— Start of Given data —
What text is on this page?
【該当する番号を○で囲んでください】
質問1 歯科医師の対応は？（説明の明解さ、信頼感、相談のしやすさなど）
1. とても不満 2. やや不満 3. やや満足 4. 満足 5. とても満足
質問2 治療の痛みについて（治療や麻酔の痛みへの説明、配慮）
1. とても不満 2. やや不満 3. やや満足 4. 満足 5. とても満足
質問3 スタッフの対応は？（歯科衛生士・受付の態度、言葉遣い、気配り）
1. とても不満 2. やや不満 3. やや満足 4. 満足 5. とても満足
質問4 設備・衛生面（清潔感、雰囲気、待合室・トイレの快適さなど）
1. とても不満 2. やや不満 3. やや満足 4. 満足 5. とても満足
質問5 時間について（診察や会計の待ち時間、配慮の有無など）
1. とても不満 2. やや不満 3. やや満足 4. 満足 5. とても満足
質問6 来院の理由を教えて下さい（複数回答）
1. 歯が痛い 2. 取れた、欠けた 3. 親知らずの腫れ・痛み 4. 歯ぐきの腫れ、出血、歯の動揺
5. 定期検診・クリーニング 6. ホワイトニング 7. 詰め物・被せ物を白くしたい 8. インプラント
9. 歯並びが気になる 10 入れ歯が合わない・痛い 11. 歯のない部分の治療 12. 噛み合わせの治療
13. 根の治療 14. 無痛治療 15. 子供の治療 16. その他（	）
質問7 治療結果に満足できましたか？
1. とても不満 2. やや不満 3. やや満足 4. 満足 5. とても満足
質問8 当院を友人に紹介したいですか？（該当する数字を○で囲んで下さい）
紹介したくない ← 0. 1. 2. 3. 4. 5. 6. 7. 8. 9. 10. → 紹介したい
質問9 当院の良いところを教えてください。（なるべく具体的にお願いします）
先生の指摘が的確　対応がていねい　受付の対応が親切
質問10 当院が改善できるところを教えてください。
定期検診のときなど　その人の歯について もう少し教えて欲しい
— End of Given data —
Recopy the entries above in their entirety, exactly.

_Exercise response_.
What text is on this page?
【該当する番号を○で囲んでください】
質問1 歯科医師の対応は？（説明の明解さ、信頼感、相談のしやすさなど）
1. とても不満 2. やや不満 3. やや満足 4. 満足 5. とても満足
質問2 治療の痛みについて（治療や麻酔の痛みへの説明、配慮）
1. とても不満 2. やや不満 3. やや満足 4. 満足 5. とても満足
質問3 スタッフの対応は？（歯科衛生士・受付の態度、言葉遣い、気配り）
1. とても不満 2. やや不満 3. やや満足 4. 満足 5. とても満足
質問4 設備・衛生面（清潔感、雰囲気、待合室・トイレの快適さなど）
1. とても不満 2. やや不満 3. やや満足 4. 満足 5. とても満足
質問5 時間について（診察や会計の待ち時間、配慮の有無など）
1. とても不満 2. やや不満 3. やや満足 4. 満足 5. とても満足
質問6 来院の理由を教えて下さい（複数回答）
1. 歯が痛い 2. 取れた、欠けた 3. 親知らずの腫れ・痛み 4. 歯ぐきの腫れ、出血、歯の動揺
5. 定期検診・クリーニング 6. ホワイトニング 7. 詰め物・被せ物を白くしたい 8. インプラント
9. 歯並びが気になる 10 入れ歯が合わない・痛い 11. 歯のない部分の治療 12. 噛み合わせの治療
13. 根の治療 14. 無痛治療 15. 子供の治療 16. その他（	）
質問7 治療結果に満足できましたか？
1. とても不満 2. やや不満 3. やや満足 4. 満足 5. とても満足
質問8 当院を友人に紹介したいですか？（該当する数字を○で囲んで下さい）
紹介したくない ← 0. 1. 2. 3. 4. 5. 6. 7. 8. 9. 10. → 紹介したい
質問9 当院の良いところを教えてください。（なるべく具体的にお願いします）
先生の指摘が的確　対応がていねい　受付の対応が親切
質問10 当院が改善できるところを教えてください。
定期検診のときなど　その人の歯について もう少し教えて欲しい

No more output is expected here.